Requirements:
Repeat the listing below in full, exactly as it stands.

— START OF Data entries —

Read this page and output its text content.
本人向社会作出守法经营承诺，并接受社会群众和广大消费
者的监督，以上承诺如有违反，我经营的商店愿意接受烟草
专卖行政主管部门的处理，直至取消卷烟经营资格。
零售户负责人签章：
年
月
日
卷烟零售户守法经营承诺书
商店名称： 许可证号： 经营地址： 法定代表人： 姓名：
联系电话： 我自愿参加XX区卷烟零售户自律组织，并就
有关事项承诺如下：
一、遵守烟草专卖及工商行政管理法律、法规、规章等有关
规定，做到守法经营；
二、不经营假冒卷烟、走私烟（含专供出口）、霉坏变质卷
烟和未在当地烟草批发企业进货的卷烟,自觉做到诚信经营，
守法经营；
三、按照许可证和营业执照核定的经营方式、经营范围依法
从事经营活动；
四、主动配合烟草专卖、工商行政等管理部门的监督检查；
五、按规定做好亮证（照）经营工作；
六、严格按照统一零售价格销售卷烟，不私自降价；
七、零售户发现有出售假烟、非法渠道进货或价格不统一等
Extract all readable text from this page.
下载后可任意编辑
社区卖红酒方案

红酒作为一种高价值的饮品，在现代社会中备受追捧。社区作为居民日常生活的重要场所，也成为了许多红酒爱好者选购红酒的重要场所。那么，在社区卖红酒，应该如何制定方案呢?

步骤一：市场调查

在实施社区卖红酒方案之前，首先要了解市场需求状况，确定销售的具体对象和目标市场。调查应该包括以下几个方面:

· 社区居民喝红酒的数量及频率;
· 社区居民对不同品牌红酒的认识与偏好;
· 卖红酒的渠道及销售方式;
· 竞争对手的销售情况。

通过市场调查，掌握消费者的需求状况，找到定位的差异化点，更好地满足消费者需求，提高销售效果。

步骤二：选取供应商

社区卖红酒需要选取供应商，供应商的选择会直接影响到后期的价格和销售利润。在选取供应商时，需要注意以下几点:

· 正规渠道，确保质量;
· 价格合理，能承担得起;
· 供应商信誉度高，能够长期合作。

— END OF Data entries —

Full solution:
Read this page and output its text content.
本人向社会作出守法经营承诺，并接受社会群众和广大消费
者的监督，以上承诺如有违反，我经营的商店愿意接受烟草
专卖行政主管部门的处理，直至取消卷烟经营资格。
零售户负责人签章：
年
月
日
卷烟零售户守法经营承诺书
商店名称： 许可证号： 经营地址： 法定代表人： 姓名：
联系电话： 我自愿参加XX区卷烟零售户自律组织，并就
有关事项承诺如下：
一、遵守烟草专卖及工商行政管理法律、法规、规章等有关
规定，做到守法经营；
二、不经营假冒卷烟、走私烟（含专供出口）、霉坏变质卷
烟和未在当地烟草批发企业进货的卷烟,自觉做到诚信经营，
守法经营；
三、按照许可证和营业执照核定的经营方式、经营范围依法
从事经营活动；
四、主动配合烟草专卖、工商行政等管理部门的监督检查；
五、按规定做好亮证（照）经营工作；
六、严格按照统一零售价格销售卷烟，不私自降价；
七、零售户发现有出售假烟、非法渠道进货或价格不统一等
Extract all readable text from this page.
下载后可任意编辑
社区卖红酒方案

红酒作为一种高价值的饮品，在现代社会中备受追捧。社区作为居民日常生活的重要场所，也成为了许多红酒爱好者选购红酒的重要场所。那么，在社区卖红酒，应该如何制定方案呢?

步骤一：市场调查

在实施社区卖红酒方案之前，首先要了解市场需求状况，确定销售的具体对象和目标市场。调查应该包括以下几个方面:

· 社区居民喝红酒的数量及频率;
· 社区居民对不同品牌红酒的认识与偏好;
· 卖红酒的渠道及销售方式;
· 竞争对手的销售情况。

通过市场调查，掌握消费者的需求状况，找到定位的差异化点，更好地满足消费者需求，提高销售效果。

步骤二：选取供应商

社区卖红酒需要选取供应商，供应商的选择会直接影响到后期的价格和销售利润。在选取供应商时，需要注意以下几点:

· 正规渠道，确保质量;
· 价格合理，能承担得起;
· 供应商信誉度高，能够长期合作。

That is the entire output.